> _Instruction_: Repeat the listing below in full, exactly as it stands.

> _Records excerpted from a collection_:

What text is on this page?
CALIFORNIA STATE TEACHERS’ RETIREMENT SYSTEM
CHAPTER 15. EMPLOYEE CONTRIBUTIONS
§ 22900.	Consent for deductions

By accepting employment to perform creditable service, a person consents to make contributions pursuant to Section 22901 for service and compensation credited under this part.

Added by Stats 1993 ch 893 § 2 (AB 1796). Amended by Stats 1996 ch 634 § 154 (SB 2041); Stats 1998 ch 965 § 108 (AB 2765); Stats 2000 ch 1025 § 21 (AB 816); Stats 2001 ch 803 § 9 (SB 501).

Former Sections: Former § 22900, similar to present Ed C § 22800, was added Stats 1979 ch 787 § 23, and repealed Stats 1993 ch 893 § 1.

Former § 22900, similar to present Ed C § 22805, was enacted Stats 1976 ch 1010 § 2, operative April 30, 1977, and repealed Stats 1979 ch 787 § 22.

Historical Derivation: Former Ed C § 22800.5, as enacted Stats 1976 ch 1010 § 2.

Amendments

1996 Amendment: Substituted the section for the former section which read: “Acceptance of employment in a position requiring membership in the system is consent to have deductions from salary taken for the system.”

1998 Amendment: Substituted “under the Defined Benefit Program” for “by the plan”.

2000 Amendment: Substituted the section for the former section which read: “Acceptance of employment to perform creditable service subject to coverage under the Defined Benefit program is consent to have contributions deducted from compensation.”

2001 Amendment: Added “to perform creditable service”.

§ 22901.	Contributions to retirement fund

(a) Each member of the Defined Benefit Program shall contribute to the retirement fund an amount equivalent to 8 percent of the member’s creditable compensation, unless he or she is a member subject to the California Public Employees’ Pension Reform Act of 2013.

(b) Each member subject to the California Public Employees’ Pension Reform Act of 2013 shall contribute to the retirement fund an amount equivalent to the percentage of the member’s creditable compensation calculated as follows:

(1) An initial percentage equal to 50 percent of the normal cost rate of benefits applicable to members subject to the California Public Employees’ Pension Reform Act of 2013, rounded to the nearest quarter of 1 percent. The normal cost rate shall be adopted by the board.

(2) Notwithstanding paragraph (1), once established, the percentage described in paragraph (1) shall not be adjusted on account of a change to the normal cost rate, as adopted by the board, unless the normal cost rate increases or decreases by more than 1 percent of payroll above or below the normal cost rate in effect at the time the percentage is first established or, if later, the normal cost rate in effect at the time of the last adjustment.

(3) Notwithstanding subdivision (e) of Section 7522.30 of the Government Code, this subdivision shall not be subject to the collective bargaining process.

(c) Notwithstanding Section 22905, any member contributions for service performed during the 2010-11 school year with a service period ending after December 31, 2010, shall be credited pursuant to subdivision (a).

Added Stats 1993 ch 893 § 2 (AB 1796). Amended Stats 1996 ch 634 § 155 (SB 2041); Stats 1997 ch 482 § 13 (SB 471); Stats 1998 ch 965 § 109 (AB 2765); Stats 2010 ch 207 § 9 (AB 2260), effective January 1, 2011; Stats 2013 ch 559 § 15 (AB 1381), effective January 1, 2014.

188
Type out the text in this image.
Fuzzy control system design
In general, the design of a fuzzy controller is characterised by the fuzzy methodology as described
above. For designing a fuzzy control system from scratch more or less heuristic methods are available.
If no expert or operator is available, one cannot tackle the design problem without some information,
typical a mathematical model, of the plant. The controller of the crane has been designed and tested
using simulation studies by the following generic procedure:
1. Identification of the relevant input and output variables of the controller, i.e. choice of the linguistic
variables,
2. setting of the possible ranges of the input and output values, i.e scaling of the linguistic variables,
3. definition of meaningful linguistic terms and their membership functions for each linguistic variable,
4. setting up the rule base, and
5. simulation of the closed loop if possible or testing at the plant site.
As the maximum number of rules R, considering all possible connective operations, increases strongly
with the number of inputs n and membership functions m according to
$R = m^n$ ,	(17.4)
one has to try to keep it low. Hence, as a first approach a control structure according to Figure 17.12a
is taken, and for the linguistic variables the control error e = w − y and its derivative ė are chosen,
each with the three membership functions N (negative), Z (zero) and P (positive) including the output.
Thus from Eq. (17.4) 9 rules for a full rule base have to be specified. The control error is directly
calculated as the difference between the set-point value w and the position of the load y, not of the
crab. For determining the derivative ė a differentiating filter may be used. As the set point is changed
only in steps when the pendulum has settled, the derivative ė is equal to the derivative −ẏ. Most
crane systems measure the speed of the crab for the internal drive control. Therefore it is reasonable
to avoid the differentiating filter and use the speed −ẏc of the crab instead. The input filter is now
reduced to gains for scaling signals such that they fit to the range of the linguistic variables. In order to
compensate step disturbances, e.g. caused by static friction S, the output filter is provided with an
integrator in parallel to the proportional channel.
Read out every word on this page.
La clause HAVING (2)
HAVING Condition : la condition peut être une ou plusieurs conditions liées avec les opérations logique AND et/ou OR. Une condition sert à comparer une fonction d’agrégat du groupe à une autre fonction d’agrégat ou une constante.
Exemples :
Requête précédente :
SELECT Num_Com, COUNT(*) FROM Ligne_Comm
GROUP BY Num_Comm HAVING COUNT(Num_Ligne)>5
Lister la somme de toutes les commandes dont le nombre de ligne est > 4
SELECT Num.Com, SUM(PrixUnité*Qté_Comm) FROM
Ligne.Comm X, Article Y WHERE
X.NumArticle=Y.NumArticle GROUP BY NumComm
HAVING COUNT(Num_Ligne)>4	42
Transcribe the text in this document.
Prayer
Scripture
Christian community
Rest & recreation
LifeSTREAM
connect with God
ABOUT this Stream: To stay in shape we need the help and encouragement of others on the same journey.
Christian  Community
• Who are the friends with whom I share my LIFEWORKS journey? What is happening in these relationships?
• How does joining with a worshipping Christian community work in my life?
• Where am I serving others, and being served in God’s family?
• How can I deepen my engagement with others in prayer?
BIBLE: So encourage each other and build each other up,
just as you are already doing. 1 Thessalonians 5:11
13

> _Solution to this task_:
What text is on this page?
CALIFORNIA STATE TEACHERS’ RETIREMENT SYSTEM
CHAPTER 15. EMPLOYEE CONTRIBUTIONS
§ 22900.	Consent for deductions

By accepting employment to perform creditable service, a person consents to make contributions pursuant to Section 22901 for service and compensation credited under this part.

Added by Stats 1993 ch 893 § 2 (AB 1796). Amended by Stats 1996 ch 634 § 154 (SB 2041); Stats 1998 ch 965 § 108 (AB 2765); Stats 2000 ch 1025 § 21 (AB 816); Stats 2001 ch 803 § 9 (SB 501).

Former Sections: Former § 22900, similar to present Ed C § 22800, was added Stats 1979 ch 787 § 23, and repealed Stats 1993 ch 893 § 1.

Former § 22900, similar to present Ed C § 22805, was enacted Stats 1976 ch 1010 § 2, operative April 30, 1977, and repealed Stats 1979 ch 787 § 22.

Historical Derivation: Former Ed C § 22800.5, as enacted Stats 1976 ch 1010 § 2.

Amendments

1996 Amendment: Substituted the section for the former section which read: “Acceptance of employment in a position requiring membership in the system is consent to have deductions from salary taken for the system.”

1998 Amendment: Substituted “under the Defined Benefit Program” for “by the plan”.

2000 Amendment: Substituted the section for the former section which read: “Acceptance of employment to perform creditable service subject to coverage under the Defined Benefit program is consent to have contributions deducted from compensation.”

2001 Amendment: Added “to perform creditable service”.

§ 22901.	Contributions to retirement fund

(a) Each member of the Defined Benefit Program shall contribute to the retirement fund an amount equivalent to 8 percent of the member’s creditable compensation, unless he or she is a member subject to the California Public Employees’ Pension Reform Act of 2013.

(b) Each member subject to the California Public Employees’ Pension Reform Act of 2013 shall contribute to the retirement fund an amount equivalent to the percentage of the member’s creditable compensation calculated as follows:

(1) An initial percentage equal to 50 percent of the normal cost rate of benefits applicable to members subject to the California Public Employees’ Pension Reform Act of 2013, rounded to the nearest quarter of 1 percent. The normal cost rate shall be adopted by the board.

(2) Notwithstanding paragraph (1), once established, the percentage described in paragraph (1) shall not be adjusted on account of a change to the normal cost rate, as adopted by the board, unless the normal cost rate increases or decreases by more than 1 percent of payroll above or below the normal cost rate in effect at the time the percentage is first established or, if later, the normal cost rate in effect at the time of the last adjustment.

(3) Notwithstanding subdivision (e) of Section 7522.30 of the Government Code, this subdivision shall not be subject to the collective bargaining process.

(c) Notwithstanding Section 22905, any member contributions for service performed during the 2010-11 school year with a service period ending after December 31, 2010, shall be credited pursuant to subdivision (a).

Added Stats 1993 ch 893 § 2 (AB 1796). Amended Stats 1996 ch 634 § 155 (SB 2041); Stats 1997 ch 482 § 13 (SB 471); Stats 1998 ch 965 § 109 (AB 2765); Stats 2010 ch 207 § 9 (AB 2260), effective January 1, 2011; Stats 2013 ch 559 § 15 (AB 1381), effective January 1, 2014.

188
Type out the text in this image.
Fuzzy control system design
In general, the design of a fuzzy controller is characterised by the fuzzy methodology as described
above. For designing a fuzzy control system from scratch more or less heuristic methods are available.
If no expert or operator is available, one cannot tackle the design problem without some information,
typical a mathematical model, of the plant. The controller of the crane has been designed and tested
using simulation studies by the following generic procedure:
1. Identification of the relevant input and output variables of the controller, i.e. choice of the linguistic
variables,
2. setting of the possible ranges of the input and output values, i.e scaling of the linguistic variables,
3. definition of meaningful linguistic terms and their membership functions for each linguistic variable,
4. setting up the rule base, and
5. simulation of the closed loop if possible or testing at the plant site.
As the maximum number of rules R, considering all possible connective operations, increases strongly
with the number of inputs n and membership functions m according to
$R = m^n$ ,	(17.4)
one has to try to keep it low. Hence, as a first approach a control structure according to Figure 17.12a
is taken, and for the linguistic variables the control error e = w − y and its derivative ė are chosen,
each with the three membership functions N (negative), Z (zero) and P (positive) including the output.
Thus from Eq. (17.4) 9 rules for a full rule base have to be specified. The control error is directly
calculated as the difference between the set-point value w and the position of the load y, not of the
crab. For determining the derivative ė a differentiating filter may be used. As the set point is changed
only in steps when the pendulum has settled, the derivative ė is equal to the derivative −ẏ. Most
crane systems measure the speed of the crab for the internal drive control. Therefore it is reasonable
to avoid the differentiating filter and use the speed −ẏc of the crab instead. The input filter is now
reduced to gains for scaling signals such that they fit to the range of the linguistic variables. In order to
compensate step disturbances, e.g. caused by static friction S, the output filter is provided with an
integrator in parallel to the proportional channel.
Read out every word on this page.
La clause HAVING (2)
HAVING Condition : la condition peut être une ou plusieurs conditions liées avec les opérations logique AND et/ou OR. Une condition sert à comparer une fonction d’agrégat du groupe à une autre fonction d’agrégat ou une constante.
Exemples :
Requête précédente :
SELECT Num_Com, COUNT(*) FROM Ligne_Comm
GROUP BY Num_Comm HAVING COUNT(Num_Ligne)>5
Lister la somme de toutes les commandes dont le nombre de ligne est > 4
SELECT Num.Com, SUM(PrixUnité*Qté_Comm) FROM
Ligne.Comm X, Article Y WHERE
X.NumArticle=Y.NumArticle GROUP BY NumComm
HAVING COUNT(Num_Ligne)>4	42
Transcribe the text in this document.
Prayer
Scripture
Christian community
Rest & recreation
LifeSTREAM
connect with God
ABOUT this Stream: To stay in shape we need the help and encouragement of others on the same journey.
Christian  Community
• Who are the friends with whom I share my LIFEWORKS journey? What is happening in these relationships?
• How does joining with a worshipping Christian community work in my life?
• Where am I serving others, and being served in God’s family?
• How can I deepen my engagement with others in prayer?
BIBLE: So encourage each other and build each other up,
just as you are already doing. 1 Thessalonians 5:11
13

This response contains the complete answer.